Exercise aim.
Within the material below, find each line bearing the word "text" and present it.

==== Records supplied ====

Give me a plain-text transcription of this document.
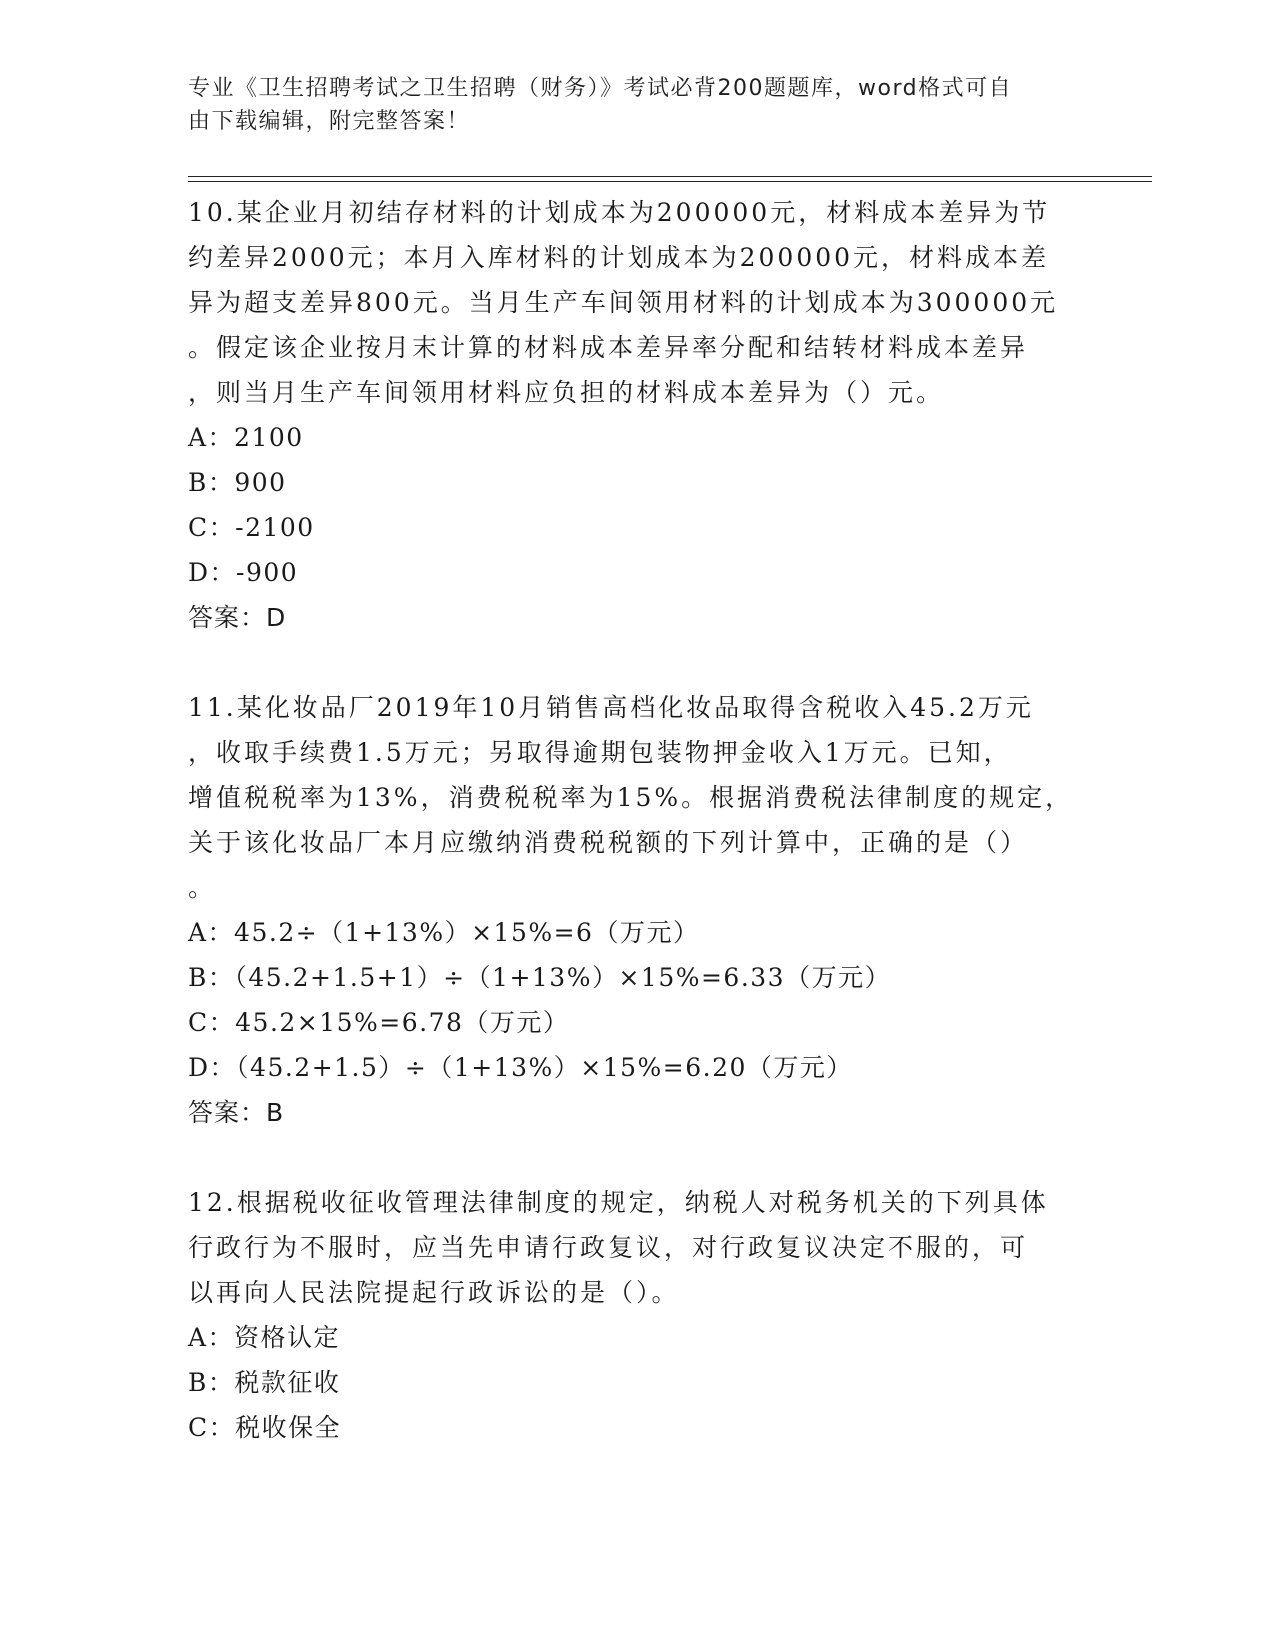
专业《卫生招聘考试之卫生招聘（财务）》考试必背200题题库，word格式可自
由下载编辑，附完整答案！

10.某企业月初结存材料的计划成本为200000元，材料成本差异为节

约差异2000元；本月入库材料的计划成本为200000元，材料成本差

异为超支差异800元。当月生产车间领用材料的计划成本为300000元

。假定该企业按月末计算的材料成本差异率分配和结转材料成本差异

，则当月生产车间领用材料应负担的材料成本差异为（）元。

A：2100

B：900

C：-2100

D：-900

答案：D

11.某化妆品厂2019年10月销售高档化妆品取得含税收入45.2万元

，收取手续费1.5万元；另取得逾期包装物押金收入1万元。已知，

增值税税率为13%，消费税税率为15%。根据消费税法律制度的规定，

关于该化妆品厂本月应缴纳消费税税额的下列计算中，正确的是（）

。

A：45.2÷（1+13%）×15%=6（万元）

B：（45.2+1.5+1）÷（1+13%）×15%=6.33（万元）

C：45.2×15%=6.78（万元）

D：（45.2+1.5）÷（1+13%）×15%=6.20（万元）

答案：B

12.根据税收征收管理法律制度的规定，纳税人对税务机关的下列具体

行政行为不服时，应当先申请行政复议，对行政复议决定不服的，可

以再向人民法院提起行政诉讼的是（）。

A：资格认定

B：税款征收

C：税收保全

====
==== Records supplied ====

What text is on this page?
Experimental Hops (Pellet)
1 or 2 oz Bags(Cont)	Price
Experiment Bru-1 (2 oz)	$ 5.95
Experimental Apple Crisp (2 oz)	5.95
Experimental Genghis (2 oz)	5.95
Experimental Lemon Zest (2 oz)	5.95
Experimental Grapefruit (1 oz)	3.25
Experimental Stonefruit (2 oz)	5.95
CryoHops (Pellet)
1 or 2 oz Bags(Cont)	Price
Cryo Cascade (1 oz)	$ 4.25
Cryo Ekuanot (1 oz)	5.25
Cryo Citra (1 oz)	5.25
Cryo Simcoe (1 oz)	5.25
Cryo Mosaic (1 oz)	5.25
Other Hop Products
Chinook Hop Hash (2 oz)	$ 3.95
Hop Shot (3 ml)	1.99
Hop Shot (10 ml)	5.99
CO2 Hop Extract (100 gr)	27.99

====

Exercise answer.
Give me a plain-text transcription of this document.
What text is on this page?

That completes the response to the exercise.